→ Written request
Locate every line in the records below that holds the word "title" and return each one.

(Figure record extracts)
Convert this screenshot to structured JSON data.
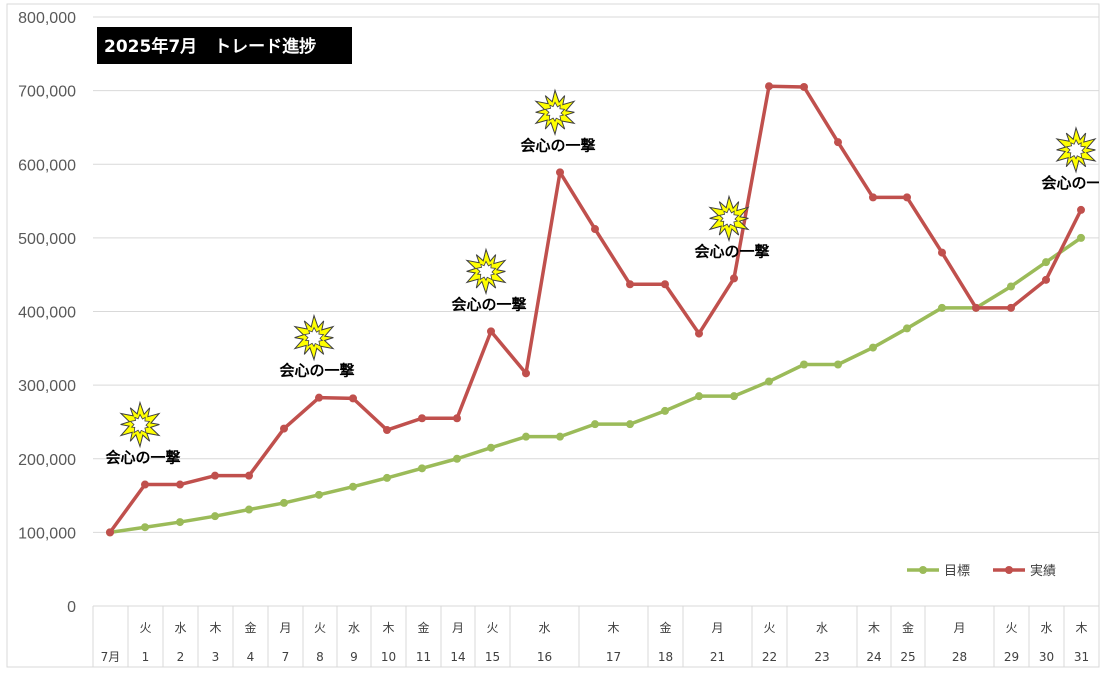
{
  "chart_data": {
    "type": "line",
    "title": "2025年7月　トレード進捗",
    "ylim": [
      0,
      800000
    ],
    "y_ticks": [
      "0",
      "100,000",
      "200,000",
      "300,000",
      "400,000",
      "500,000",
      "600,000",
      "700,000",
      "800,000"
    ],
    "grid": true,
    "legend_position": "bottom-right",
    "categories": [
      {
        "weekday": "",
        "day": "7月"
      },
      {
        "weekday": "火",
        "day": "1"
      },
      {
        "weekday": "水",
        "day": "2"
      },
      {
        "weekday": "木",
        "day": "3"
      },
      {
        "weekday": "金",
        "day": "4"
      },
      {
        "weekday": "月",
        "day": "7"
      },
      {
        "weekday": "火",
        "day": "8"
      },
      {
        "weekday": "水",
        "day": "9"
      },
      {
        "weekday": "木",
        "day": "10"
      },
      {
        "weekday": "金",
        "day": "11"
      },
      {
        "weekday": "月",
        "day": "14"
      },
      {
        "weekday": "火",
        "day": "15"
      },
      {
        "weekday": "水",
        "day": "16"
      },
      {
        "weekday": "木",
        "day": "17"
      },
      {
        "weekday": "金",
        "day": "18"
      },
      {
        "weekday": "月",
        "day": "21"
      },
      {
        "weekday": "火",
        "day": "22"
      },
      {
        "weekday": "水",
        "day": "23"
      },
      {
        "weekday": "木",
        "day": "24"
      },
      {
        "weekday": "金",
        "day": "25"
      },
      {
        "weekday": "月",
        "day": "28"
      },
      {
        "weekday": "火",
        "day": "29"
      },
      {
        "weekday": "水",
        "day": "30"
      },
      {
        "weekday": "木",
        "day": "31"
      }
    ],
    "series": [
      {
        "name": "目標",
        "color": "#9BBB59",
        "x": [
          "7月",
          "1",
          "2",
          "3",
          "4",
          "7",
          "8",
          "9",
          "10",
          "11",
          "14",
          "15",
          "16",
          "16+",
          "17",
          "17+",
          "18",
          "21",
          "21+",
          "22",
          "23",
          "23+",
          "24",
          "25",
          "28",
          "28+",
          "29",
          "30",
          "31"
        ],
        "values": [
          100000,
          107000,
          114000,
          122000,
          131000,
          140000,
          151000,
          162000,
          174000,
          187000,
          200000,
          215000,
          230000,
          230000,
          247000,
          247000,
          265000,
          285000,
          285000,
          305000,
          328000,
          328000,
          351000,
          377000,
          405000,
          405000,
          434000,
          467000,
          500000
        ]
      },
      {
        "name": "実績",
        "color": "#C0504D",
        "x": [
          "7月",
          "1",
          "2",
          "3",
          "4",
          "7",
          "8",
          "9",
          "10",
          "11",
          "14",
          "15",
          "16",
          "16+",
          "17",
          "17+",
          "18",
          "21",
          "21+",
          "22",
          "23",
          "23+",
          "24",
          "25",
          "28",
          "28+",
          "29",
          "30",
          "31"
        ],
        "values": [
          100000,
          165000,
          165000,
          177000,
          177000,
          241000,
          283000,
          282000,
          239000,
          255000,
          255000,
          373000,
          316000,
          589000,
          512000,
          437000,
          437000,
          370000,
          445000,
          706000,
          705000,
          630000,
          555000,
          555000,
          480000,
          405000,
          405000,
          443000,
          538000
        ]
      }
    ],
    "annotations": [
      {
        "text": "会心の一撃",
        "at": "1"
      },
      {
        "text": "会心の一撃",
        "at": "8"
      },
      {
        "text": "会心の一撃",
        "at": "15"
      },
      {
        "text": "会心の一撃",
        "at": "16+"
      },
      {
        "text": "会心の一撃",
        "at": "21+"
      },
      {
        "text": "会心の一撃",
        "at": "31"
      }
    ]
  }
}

...

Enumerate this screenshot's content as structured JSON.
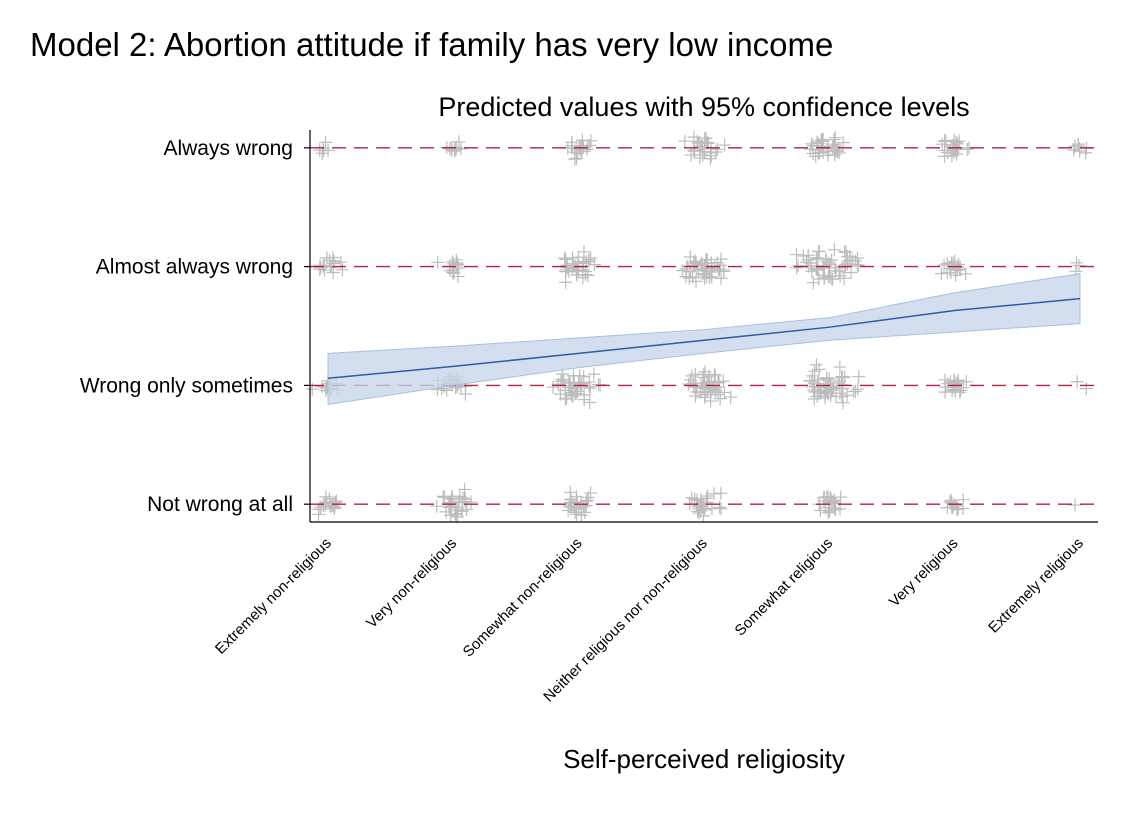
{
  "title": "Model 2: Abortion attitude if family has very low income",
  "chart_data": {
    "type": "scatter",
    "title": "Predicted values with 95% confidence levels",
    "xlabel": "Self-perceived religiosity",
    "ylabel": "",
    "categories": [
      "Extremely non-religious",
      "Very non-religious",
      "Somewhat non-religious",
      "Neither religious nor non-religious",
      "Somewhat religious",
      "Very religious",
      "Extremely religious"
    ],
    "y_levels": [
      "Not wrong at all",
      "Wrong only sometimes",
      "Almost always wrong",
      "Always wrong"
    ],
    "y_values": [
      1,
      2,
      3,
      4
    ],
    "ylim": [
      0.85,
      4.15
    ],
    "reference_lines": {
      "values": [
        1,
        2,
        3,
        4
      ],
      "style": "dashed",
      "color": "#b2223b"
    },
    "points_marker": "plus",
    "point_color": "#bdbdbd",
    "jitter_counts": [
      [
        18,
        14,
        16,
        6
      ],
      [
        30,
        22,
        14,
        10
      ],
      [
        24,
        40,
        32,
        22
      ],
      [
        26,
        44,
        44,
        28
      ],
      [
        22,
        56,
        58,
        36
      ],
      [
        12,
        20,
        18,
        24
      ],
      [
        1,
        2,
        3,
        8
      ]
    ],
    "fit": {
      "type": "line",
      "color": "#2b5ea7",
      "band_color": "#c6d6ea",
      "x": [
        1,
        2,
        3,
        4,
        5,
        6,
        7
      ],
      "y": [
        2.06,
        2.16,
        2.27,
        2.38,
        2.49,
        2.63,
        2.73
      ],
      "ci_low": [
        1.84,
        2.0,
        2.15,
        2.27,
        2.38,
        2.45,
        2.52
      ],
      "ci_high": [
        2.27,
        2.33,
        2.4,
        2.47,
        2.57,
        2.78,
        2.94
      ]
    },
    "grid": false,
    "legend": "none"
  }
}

==

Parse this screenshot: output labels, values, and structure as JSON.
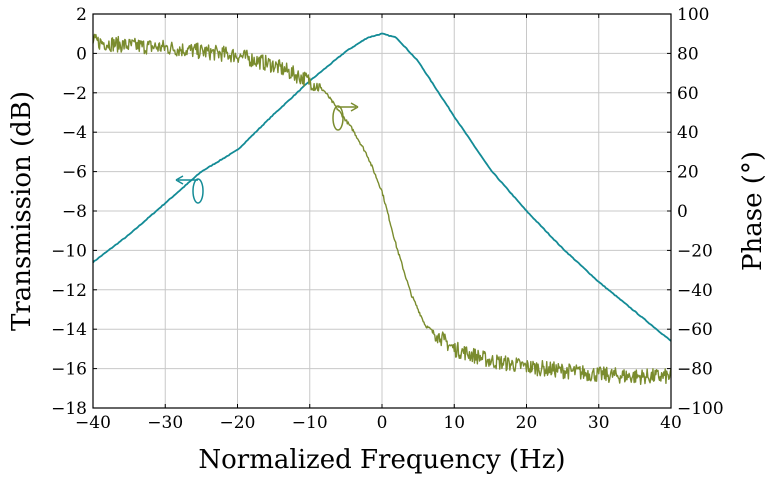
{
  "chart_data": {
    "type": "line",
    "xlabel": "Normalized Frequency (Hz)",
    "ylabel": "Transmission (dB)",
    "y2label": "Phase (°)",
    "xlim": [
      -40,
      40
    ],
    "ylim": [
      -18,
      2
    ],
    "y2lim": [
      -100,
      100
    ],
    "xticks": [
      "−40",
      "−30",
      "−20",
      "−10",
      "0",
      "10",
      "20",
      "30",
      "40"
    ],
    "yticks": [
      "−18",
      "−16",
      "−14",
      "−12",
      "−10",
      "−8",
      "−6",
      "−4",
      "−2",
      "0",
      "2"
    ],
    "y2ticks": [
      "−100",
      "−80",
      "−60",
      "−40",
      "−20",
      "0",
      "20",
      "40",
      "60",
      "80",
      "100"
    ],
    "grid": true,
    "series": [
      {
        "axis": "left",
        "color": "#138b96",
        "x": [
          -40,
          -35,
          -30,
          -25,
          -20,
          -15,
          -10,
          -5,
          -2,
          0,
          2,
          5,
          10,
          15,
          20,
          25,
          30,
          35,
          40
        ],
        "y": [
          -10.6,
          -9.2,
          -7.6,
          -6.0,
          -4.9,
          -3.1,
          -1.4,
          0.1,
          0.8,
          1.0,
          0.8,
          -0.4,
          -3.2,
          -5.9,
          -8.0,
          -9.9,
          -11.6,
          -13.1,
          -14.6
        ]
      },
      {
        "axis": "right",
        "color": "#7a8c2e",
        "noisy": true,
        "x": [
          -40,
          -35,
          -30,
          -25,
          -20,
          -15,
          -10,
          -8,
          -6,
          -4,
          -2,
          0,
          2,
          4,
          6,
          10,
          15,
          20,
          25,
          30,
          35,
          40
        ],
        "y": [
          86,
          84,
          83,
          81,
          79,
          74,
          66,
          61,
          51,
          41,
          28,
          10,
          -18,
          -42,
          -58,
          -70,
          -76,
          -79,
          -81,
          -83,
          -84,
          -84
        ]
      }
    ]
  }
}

→ Result below
    "title": "2025年7月　トレード進捗",
  "title": "Model 2: Abortion attitude if family has very low income",
    "title": "Predicted values with 95% confidence levels",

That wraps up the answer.